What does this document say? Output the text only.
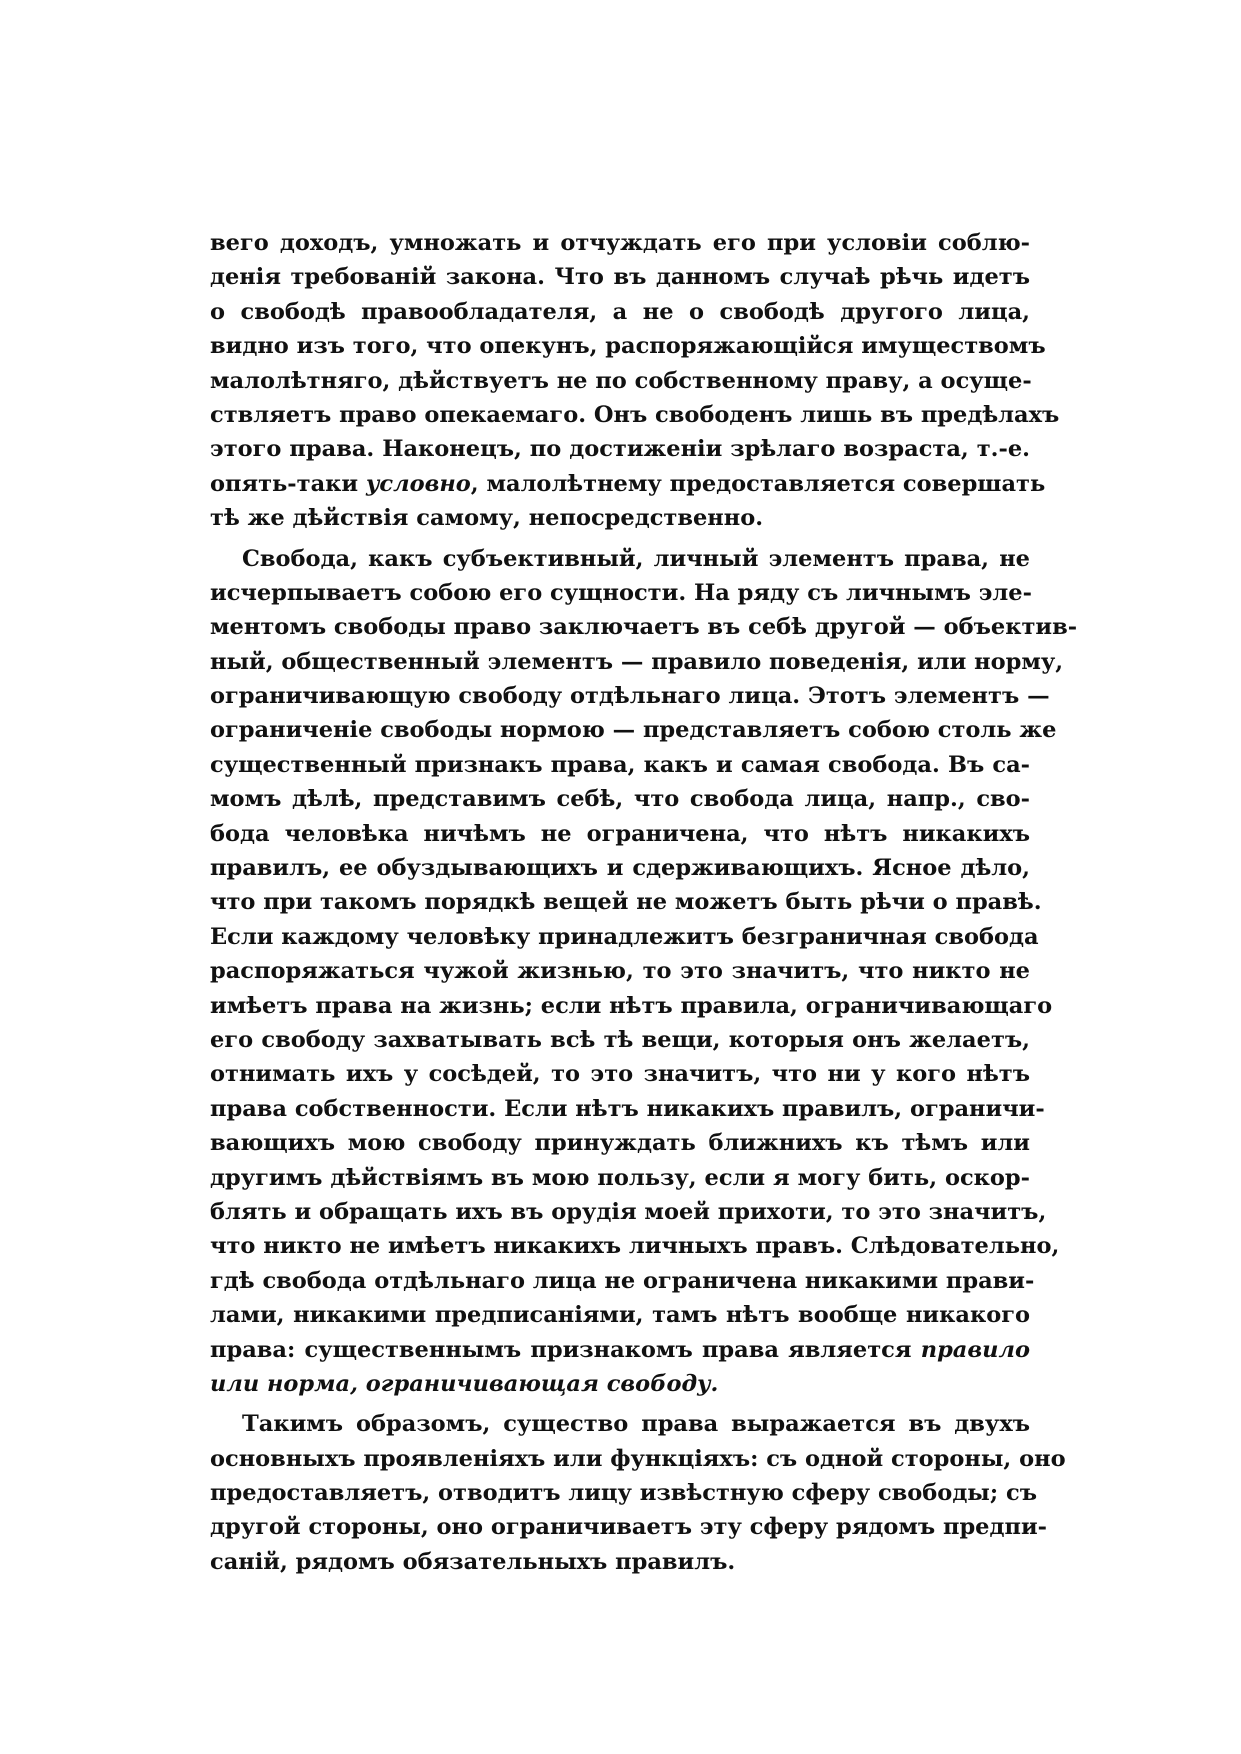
вего доходъ, умножать и отчуждать его при условіи соблю-
денія требованій закона. Что въ данномъ случаѣ рѣчь идетъ
о свободѣ правообладателя, а не о свободѣ другого лица,
видно изъ того, что опекунъ, распоряжающійся имуществомъ
малолѣтняго, дѣйствуетъ не по собственному праву, а осуще-
ствляетъ право опекаемаго. Онъ свободенъ лишь въ предѣлахъ
этого права. Наконецъ, по достиженіи зрѣлаго возраста, т.-е.
опять-таки условно, малолѣтнему предоставляется совершать
тѣ же дѣйствія самому, непосредственно.
Свобода, какъ субъективный, личный элементъ права, не
исчерпываетъ собою его сущности. На ряду съ личнымъ эле-
ментомъ свободы право заключаетъ въ себѣ другой — объектив-
ный, общественный элементъ — правило поведенія, или норму,
ограничивающую свободу отдѣльнаго лица. Этотъ элементъ —
ограниченіе свободы нормою — представляетъ собою столь же
существенный признакъ права, какъ и самая свобода. Въ са-
момъ дѣлѣ, представимъ себѣ, что свобода лица, напр., сво-
бода человѣка ничѣмъ не ограничена, что нѣтъ никакихъ
правилъ, ее обуздывающихъ и сдерживающихъ. Ясное дѣло,
что при такомъ порядкѣ вещей не можетъ быть рѣчи о правѣ.
Если каждому человѣку принадлежитъ безграничная свобода
распоряжаться чужой жизнью, то это значитъ, что никто не
имѣетъ права на жизнь; если нѣтъ правила, ограничивающаго
его свободу захватывать всѣ тѣ вещи, которыя онъ желаетъ,
отнимать ихъ у сосѣдей, то это значитъ, что ни у кого нѣтъ
права собственности. Если нѣтъ никакихъ правилъ, ограничи-
вающихъ мою свободу принуждать ближнихъ къ тѣмъ или
другимъ дѣйствіямъ въ мою пользу, если я могу бить, оскор-
блять и обращать ихъ въ орудія моей прихоти, то это значитъ,
что никто не имѣетъ никакихъ личныхъ правъ. Слѣдовательно,
гдѣ свобода отдѣльнаго лица не ограничена никакими прави-
лами, никакими предписаніями, тамъ нѣтъ вообще никакого
права: существеннымъ признакомъ права является правило
или норма, ограничивающая свободу.
Такимъ образомъ, существо права выражается въ двухъ
основныхъ проявленіяхъ или функціяхъ: съ одной стороны, оно
предоставляетъ, отводитъ лицу извѣстную сферу свободы; съ
другой стороны, оно ограничиваетъ эту сферу рядомъ предпи-
саній, рядомъ обязательныхъ правилъ.
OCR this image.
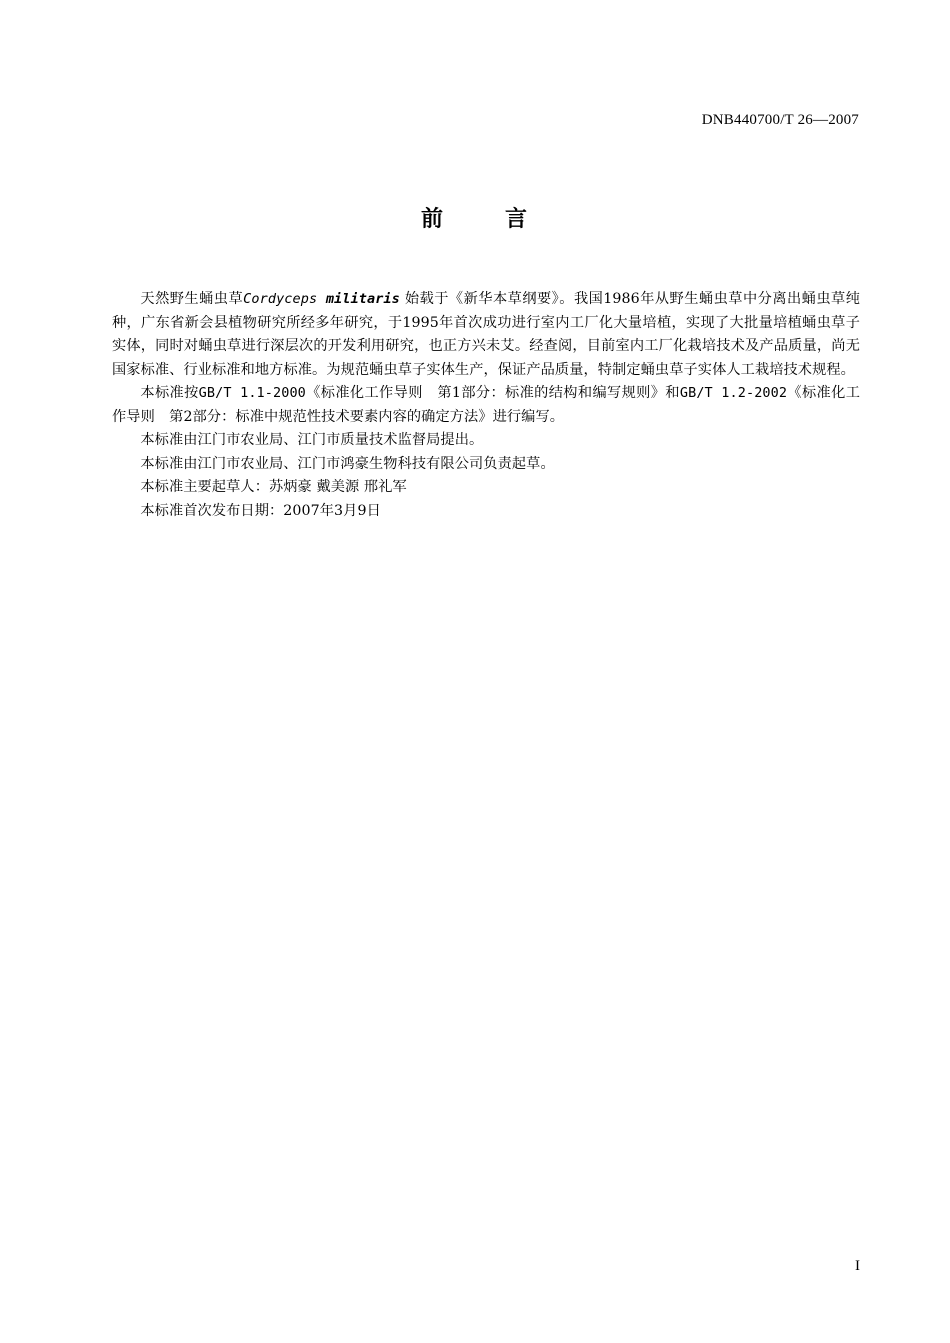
DNB440700/T 26—2007
前	言

天然野生蛹虫草Cordyceps militaris 始载于《新华本草纲要》。我国1986年从野生蛹虫草中分离出蛹虫草纯种，广东省新会县植物研究所经多年研究，于1995年首次成功进行室内工厂化大量培植，实现了大批量培植蛹虫草子实体，同时对蛹虫草进行深层次的开发利用研究，也正方兴未艾。经查阅，目前室内工厂化栽培技术及产品质量，尚无国家标准、行业标准和地方标准。为规范蛹虫草子实体生产，保证产品质量，特制定蛹虫草子实体人工栽培技术规程。

本标准按GB/T 1.1-2000《标准化工作导则　第1部分：标准的结构和编写规则》和GB/T 1.2-2002《标准化工作导则　第2部分：标准中规范性技术要素内容的确定方法》进行编写。

本标准由江门市农业局、江门市质量技术监督局提出。

本标准由江门市农业局、江门市鸿豪生物科技有限公司负责起草。

本标准主要起草人：苏炳豪 戴美源 邢礼军

本标准首次发布日期：2007年3月9日

I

──────

* Work to be completed:
In the entries above, find each line with the word "значитъ" and show it.

* The output:
распоряжаться чужой жизнью, то это значитъ, что никто не
отнимать ихъ у сосѣдей, то это значитъ, что ни у кого нѣтъ
блять и обращать ихъ въ орудія моей прихоти, то это значитъ,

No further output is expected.